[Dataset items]
========================================

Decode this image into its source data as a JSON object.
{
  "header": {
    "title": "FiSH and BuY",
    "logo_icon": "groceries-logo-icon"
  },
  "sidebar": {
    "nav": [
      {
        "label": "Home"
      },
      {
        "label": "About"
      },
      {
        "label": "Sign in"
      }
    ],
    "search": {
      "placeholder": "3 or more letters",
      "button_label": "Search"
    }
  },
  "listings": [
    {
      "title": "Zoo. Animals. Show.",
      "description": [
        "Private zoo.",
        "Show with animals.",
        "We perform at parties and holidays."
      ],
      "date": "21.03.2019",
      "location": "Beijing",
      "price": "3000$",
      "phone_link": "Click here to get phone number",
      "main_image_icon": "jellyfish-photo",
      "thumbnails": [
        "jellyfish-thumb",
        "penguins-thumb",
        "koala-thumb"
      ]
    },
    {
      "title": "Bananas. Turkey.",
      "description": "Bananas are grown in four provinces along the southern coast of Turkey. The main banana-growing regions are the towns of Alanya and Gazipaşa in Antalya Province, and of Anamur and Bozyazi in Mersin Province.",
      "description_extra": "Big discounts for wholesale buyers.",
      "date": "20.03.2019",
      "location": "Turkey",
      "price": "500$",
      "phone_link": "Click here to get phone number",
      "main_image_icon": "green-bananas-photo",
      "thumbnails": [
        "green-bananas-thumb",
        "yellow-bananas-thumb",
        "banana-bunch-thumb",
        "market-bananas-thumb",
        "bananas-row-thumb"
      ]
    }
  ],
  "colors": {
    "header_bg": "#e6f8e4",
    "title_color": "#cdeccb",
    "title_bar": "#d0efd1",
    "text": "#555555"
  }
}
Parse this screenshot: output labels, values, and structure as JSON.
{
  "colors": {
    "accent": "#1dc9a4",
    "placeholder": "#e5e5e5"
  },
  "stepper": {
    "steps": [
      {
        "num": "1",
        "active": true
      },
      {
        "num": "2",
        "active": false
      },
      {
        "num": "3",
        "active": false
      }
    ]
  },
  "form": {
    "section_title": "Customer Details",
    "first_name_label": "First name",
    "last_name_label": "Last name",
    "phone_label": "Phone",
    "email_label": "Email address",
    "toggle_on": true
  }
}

========================================

PROBLEM TO WORK ON → All lines from the one containing "Parse this screenshot: output" through the end of the records, both ends included, are to be quoted exactly; please add nothing else.

FINISHED EXERCISE →
Parse this screenshot: output labels, values, and structure as JSON.
{
  "colors": {
    "accent": "#1dc9a4",
    "placeholder": "#e5e5e5"
  },
  "stepper": {
    "steps": [
      {
        "num": "1",
        "active": true
      },
      {
        "num": "2",
        "active": false
      },
      {
        "num": "3",
        "active": false
      }
    ]
  },
  "form": {
    "section_title": "Customer Details",
    "first_name_label": "First name",
    "last_name_label": "Last name",
    "phone_label": "Phone",
    "email_label": "Email address",
    "toggle_on": true
  }
}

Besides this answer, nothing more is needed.